---- DATA ENTRIES

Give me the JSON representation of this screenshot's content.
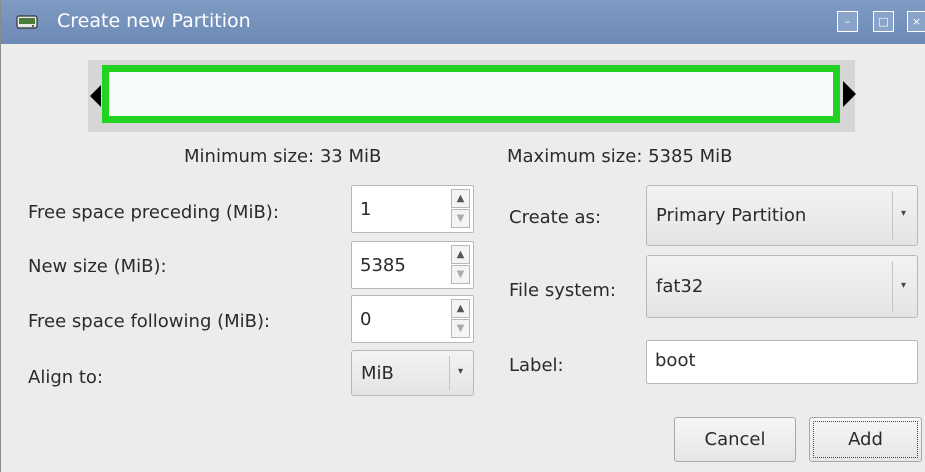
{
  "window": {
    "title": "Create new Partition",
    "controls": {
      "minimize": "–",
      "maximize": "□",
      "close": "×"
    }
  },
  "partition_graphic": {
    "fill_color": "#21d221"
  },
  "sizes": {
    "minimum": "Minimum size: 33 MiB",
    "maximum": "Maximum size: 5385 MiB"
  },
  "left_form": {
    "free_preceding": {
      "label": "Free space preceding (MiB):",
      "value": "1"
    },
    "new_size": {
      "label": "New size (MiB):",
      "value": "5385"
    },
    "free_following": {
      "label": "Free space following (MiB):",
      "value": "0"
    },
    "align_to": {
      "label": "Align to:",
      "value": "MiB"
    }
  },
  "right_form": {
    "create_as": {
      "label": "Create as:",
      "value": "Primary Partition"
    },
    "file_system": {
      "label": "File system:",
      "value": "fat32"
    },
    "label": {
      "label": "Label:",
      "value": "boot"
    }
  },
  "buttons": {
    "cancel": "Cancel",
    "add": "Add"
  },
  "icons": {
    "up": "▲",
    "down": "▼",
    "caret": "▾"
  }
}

--------

Identify the lines in the entries that hold "value" and return each one.

      "value": "1"
      "value": "5385"
      "value": "0"
      "value": "MiB"
      "value": "Primary Partition"
      "value": "fat32"
      "value": "boot"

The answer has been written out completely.